Records contained in a dataset:
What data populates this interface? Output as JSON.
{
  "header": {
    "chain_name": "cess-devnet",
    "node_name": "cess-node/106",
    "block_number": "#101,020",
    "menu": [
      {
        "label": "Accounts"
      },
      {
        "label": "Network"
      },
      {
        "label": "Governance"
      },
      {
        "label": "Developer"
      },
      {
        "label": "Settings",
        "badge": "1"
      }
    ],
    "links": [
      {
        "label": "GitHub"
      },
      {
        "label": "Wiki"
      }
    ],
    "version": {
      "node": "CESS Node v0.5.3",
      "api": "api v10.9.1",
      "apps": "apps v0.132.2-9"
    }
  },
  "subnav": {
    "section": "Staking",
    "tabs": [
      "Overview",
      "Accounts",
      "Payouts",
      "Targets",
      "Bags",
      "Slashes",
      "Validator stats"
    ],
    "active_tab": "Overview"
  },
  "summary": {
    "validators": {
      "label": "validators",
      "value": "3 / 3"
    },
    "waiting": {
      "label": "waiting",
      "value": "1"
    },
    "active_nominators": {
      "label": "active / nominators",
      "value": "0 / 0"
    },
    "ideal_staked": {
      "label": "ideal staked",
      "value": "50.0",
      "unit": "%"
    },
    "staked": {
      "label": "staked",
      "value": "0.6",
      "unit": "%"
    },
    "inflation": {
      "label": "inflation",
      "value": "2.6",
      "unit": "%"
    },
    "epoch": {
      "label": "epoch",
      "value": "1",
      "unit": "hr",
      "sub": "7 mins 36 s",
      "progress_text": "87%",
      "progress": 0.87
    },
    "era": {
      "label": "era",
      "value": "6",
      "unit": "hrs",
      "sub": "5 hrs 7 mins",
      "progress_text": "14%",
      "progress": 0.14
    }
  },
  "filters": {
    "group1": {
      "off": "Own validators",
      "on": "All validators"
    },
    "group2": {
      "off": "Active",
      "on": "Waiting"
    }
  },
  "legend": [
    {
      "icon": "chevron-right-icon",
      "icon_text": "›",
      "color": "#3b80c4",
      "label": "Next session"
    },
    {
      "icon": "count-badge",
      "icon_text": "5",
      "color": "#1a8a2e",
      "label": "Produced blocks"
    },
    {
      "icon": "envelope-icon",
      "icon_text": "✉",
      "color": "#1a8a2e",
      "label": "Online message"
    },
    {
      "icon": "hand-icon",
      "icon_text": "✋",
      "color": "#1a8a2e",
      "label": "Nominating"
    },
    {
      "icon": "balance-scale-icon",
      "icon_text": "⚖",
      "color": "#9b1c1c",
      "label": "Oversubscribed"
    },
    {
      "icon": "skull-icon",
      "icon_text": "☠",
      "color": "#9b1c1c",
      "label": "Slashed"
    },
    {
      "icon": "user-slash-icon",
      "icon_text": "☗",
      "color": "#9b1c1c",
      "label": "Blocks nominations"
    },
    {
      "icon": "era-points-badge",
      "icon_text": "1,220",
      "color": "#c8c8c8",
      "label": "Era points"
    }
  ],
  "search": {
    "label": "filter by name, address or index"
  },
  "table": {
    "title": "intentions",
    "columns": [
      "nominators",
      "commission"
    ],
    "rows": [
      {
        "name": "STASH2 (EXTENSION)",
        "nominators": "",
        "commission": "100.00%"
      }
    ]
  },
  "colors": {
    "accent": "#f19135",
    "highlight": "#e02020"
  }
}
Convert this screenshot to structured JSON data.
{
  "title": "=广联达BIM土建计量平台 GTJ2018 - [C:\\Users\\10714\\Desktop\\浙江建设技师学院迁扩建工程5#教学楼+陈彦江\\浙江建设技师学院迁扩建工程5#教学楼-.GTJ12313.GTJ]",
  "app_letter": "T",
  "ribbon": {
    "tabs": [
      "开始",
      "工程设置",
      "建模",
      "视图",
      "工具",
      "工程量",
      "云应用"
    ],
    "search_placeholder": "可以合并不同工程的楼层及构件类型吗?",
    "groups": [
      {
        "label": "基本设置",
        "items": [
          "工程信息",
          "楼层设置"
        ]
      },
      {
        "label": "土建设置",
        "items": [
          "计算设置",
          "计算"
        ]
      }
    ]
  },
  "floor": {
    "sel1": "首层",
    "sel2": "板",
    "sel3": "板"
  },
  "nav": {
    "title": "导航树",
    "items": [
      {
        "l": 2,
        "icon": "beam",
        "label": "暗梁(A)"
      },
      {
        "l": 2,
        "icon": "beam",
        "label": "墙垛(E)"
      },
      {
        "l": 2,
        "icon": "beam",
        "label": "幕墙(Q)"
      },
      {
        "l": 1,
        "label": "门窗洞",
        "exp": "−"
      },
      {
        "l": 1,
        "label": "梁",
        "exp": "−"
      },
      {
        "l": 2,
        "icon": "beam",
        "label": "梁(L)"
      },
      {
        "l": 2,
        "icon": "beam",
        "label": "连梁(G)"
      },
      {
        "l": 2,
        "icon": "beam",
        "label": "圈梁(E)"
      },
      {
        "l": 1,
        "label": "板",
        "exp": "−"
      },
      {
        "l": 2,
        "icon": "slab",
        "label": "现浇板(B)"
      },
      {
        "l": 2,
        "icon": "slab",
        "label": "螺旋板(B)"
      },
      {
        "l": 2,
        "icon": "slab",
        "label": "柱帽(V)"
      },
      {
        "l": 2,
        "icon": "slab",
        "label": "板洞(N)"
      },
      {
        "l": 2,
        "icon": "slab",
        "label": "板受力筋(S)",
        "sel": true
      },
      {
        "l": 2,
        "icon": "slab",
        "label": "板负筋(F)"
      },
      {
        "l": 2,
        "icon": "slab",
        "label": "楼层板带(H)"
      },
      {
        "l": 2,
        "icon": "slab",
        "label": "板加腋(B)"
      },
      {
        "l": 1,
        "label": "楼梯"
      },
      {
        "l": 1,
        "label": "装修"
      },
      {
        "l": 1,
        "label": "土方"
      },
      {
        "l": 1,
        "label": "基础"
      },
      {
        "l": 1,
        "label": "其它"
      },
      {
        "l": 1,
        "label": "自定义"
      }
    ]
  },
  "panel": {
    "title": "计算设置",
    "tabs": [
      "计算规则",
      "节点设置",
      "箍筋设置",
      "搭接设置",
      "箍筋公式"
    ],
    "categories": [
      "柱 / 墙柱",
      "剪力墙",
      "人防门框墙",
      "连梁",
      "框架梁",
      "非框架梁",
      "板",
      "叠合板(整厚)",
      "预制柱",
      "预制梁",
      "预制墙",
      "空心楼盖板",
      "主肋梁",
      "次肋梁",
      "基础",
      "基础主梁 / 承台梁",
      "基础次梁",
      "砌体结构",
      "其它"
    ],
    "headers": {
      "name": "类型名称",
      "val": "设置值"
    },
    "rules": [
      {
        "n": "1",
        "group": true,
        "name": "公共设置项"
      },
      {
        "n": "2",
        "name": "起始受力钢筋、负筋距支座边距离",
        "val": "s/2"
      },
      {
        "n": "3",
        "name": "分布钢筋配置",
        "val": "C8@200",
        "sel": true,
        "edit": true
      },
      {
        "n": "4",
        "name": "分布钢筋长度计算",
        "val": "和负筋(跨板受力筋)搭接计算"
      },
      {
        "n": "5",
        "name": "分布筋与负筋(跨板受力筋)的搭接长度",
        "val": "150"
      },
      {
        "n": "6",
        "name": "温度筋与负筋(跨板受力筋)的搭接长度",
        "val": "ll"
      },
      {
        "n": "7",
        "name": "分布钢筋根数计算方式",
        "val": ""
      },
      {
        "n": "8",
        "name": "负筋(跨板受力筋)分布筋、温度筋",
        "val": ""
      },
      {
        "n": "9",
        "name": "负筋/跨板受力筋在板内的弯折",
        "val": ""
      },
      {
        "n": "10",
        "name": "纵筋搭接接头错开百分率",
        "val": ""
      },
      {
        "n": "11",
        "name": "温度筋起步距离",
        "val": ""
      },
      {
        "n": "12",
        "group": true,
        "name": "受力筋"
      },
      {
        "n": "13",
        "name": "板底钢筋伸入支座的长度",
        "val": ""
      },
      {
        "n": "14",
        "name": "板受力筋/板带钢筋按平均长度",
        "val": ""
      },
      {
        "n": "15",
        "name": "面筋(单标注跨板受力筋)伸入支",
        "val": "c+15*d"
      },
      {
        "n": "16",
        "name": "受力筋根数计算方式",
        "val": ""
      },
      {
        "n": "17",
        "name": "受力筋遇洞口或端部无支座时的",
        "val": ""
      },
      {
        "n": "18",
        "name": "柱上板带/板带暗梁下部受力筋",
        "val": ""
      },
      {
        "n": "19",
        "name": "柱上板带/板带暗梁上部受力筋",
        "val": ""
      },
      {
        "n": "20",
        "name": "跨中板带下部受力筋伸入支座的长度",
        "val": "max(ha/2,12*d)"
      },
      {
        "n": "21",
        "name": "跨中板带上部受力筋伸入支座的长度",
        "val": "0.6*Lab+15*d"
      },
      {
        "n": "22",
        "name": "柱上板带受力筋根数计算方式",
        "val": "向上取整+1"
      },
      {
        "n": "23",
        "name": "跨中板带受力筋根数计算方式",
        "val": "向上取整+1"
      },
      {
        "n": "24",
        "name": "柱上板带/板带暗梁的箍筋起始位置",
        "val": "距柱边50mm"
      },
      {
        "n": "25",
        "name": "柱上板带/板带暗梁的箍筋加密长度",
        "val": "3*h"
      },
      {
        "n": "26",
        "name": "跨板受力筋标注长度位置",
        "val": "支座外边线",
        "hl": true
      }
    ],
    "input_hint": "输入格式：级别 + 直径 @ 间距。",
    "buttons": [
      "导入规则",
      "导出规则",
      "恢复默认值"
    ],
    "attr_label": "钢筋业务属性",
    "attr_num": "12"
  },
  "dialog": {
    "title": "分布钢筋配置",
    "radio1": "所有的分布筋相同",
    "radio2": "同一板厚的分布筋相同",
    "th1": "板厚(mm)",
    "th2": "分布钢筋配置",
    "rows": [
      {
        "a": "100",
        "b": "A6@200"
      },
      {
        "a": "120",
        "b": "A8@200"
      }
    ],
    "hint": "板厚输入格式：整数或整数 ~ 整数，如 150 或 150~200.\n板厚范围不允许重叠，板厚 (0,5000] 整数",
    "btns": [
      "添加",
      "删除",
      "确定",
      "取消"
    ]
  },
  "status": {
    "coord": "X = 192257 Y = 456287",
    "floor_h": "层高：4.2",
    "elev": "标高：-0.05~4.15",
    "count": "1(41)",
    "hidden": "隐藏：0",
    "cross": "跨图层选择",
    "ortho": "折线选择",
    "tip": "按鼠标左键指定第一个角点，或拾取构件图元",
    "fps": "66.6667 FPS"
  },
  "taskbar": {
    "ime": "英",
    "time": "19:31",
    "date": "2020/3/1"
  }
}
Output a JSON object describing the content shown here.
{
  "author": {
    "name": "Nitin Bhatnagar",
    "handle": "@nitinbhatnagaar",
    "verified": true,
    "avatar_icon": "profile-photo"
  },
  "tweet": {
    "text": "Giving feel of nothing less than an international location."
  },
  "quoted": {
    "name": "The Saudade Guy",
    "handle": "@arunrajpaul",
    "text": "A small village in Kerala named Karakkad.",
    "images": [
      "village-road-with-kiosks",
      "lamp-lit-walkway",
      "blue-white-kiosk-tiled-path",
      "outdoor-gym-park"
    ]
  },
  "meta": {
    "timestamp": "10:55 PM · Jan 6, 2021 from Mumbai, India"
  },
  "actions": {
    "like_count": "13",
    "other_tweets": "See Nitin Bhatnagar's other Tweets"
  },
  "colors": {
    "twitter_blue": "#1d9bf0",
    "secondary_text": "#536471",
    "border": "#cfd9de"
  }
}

PROMPT:
Output the line containing "Output a JSON" and all lines after it to the end of the records, exactly as given.

SOLUTION TO THIS EXERCISE:
Output a JSON object describing the content shown here.
{
  "author": {
    "name": "Nitin Bhatnagar",
    "handle": "@nitinbhatnagaar",
    "verified": true,
    "avatar_icon": "profile-photo"
  },
  "tweet": {
    "text": "Giving feel of nothing less than an international location."
  },
  "quoted": {
    "name": "The Saudade Guy",
    "handle": "@arunrajpaul",
    "text": "A small village in Kerala named Karakkad.",
    "images": [
      "village-road-with-kiosks",
      "lamp-lit-walkway",
      "blue-white-kiosk-tiled-path",
      "outdoor-gym-park"
    ]
  },
  "meta": {
    "timestamp": "10:55 PM · Jan 6, 2021 from Mumbai, India"
  },
  "actions": {
    "like_count": "13",
    "other_tweets": "See Nitin Bhatnagar's other Tweets"
  },
  "colors": {
    "twitter_blue": "#1d9bf0",
    "secondary_text": "#536471",
    "border": "#cfd9de"
  }
}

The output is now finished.